* **Given instruction**
Keep only the lines of the data below that contain "MENU", and copy them.

* **Provided information**
▼

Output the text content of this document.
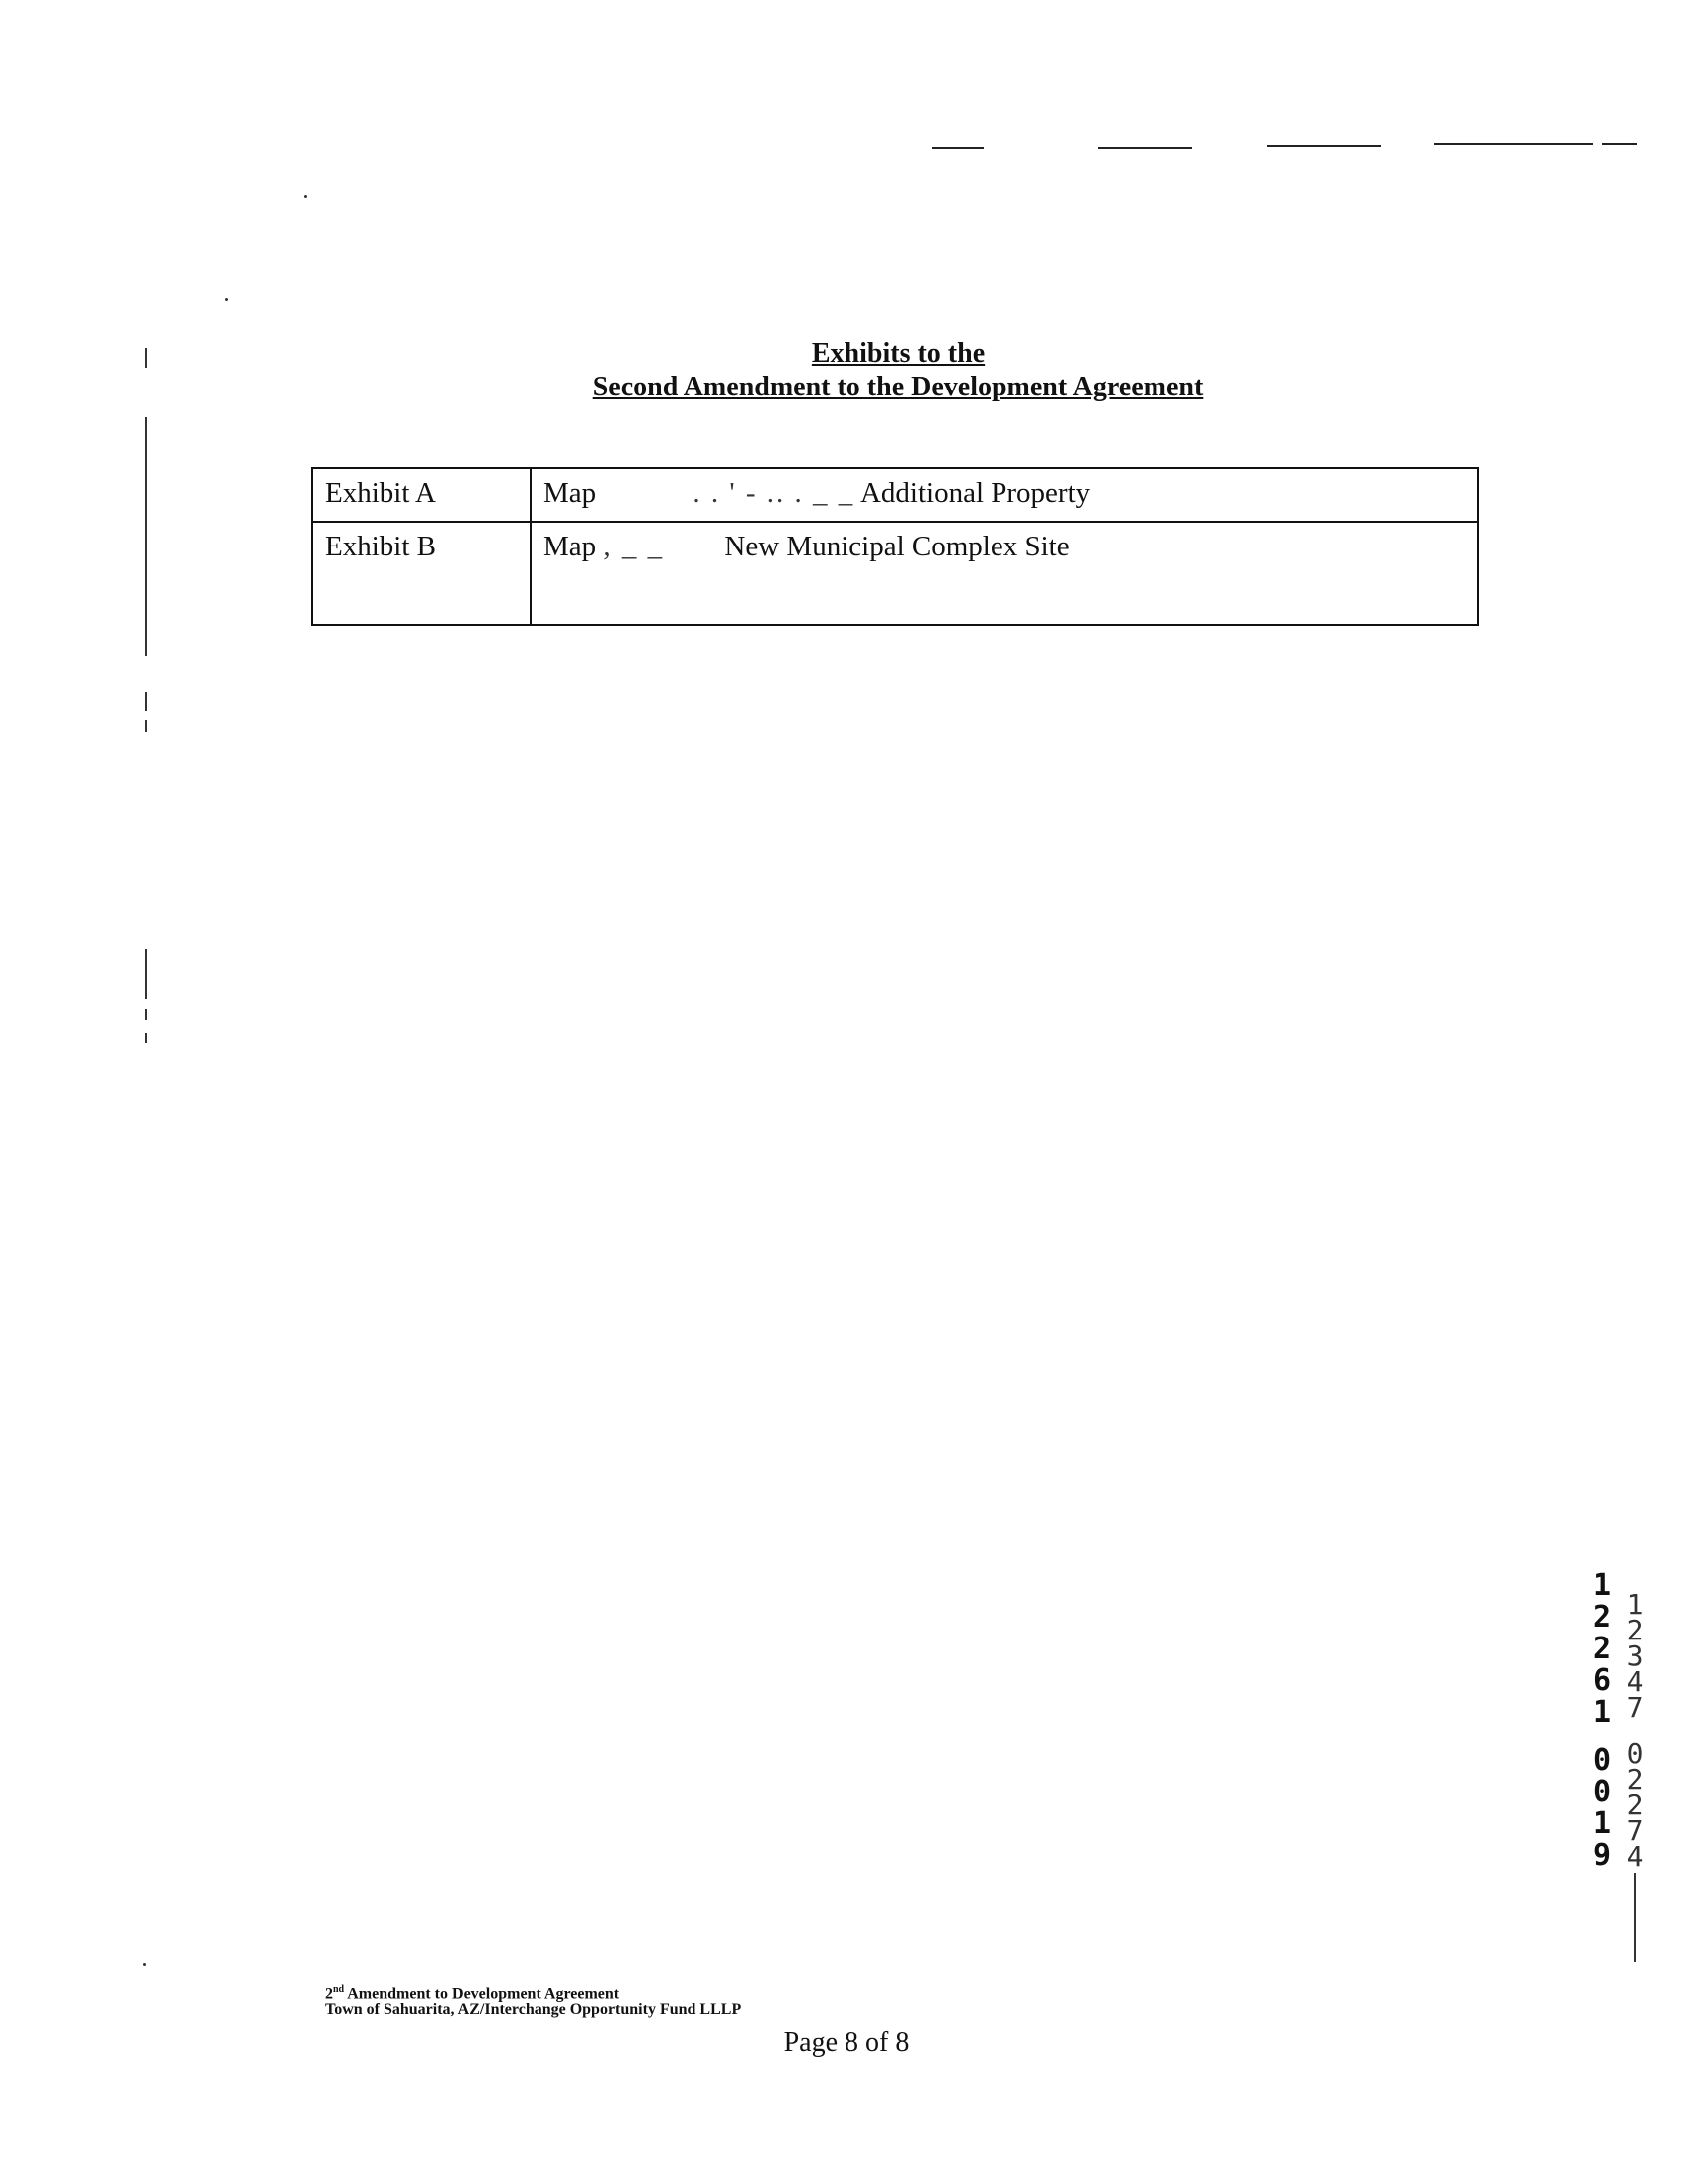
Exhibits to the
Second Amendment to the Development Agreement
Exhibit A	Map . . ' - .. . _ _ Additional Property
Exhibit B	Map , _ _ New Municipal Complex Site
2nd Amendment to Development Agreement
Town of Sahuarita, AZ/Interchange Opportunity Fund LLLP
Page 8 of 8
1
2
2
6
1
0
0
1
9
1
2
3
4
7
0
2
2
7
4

▲
▼

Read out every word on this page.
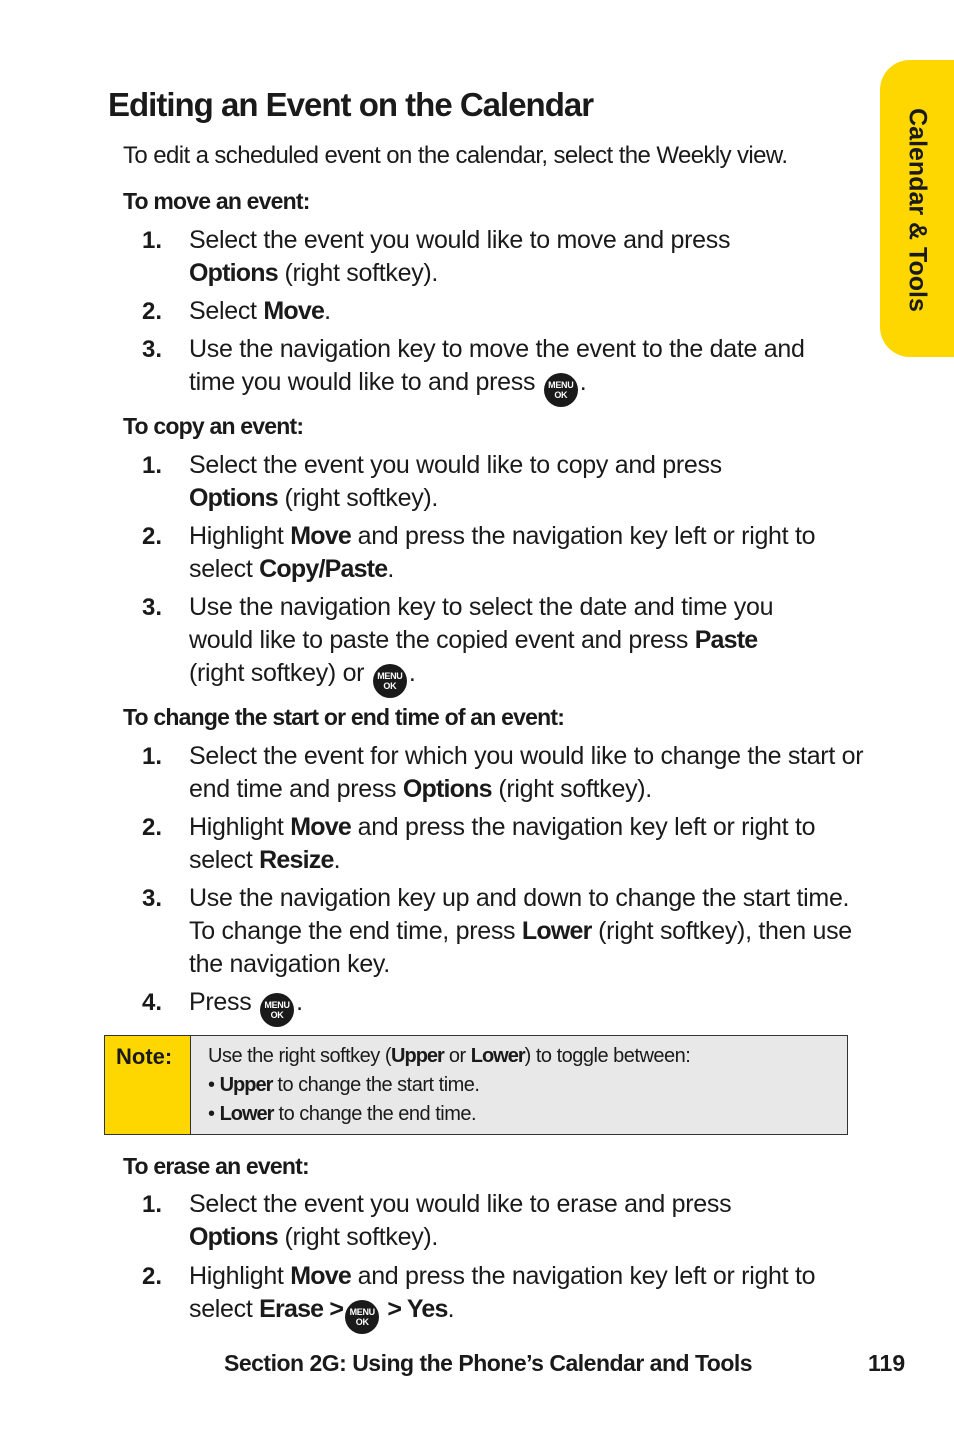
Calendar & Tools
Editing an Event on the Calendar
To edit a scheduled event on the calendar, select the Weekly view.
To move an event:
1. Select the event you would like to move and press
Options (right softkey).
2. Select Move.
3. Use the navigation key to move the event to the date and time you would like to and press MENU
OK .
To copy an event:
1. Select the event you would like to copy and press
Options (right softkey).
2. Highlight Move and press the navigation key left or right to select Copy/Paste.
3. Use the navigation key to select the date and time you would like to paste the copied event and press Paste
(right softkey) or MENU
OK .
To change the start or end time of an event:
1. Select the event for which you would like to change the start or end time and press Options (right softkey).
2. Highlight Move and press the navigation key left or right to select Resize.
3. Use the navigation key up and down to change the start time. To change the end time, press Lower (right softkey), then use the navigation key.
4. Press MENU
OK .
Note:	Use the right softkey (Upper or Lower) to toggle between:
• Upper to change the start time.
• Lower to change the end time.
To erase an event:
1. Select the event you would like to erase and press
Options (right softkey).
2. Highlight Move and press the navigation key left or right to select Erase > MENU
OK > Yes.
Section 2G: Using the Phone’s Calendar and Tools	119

▲
▼

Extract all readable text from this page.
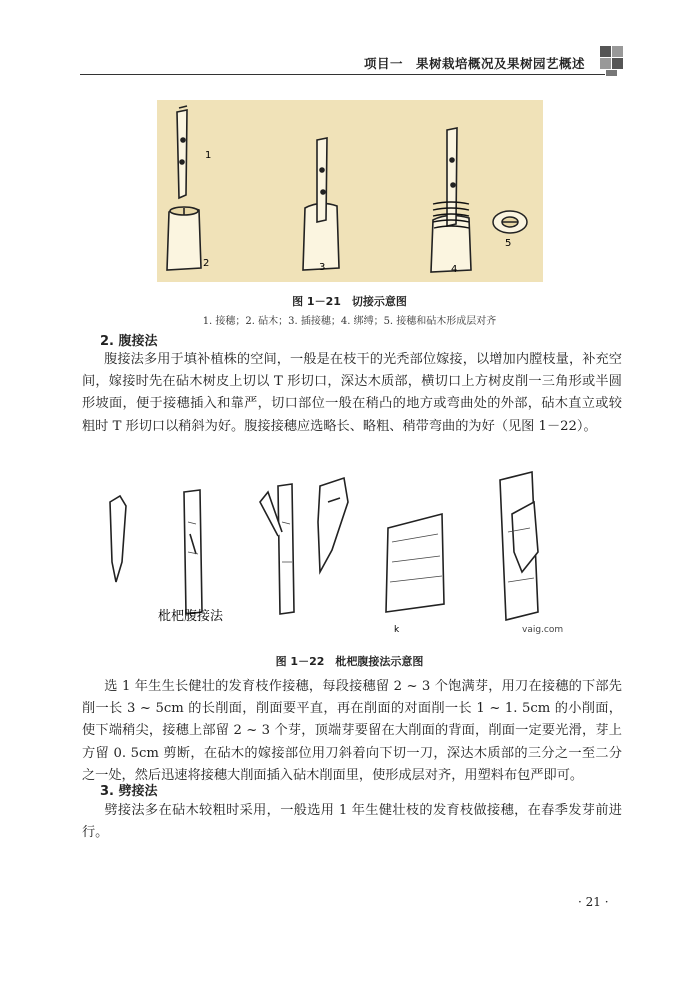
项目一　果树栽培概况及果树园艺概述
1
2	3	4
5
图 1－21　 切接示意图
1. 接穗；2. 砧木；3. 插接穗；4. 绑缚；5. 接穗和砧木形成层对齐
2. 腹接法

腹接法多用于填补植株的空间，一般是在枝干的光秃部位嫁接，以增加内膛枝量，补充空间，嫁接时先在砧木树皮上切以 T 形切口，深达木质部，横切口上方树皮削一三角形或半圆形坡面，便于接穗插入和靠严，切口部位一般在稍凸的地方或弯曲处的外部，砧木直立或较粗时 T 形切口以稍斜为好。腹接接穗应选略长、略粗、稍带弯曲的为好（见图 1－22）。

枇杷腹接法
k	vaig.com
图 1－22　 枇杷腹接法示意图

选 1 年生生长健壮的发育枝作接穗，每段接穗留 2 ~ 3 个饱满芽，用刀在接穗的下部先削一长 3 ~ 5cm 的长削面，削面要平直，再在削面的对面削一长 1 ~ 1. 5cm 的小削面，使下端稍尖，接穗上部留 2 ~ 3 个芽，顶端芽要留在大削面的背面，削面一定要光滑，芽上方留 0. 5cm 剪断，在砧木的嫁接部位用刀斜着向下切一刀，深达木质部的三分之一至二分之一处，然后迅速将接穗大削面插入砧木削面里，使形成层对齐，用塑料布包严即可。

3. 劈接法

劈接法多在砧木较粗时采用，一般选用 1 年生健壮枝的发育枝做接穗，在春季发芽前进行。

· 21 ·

▲

* **Written solution**
3. Use the navigation key to move the event to the date and time you would like to and press MENU
(right softkey) or MENU
4. Press MENU
2. Highlight Move and press the navigation key left or right to select Erase > MENU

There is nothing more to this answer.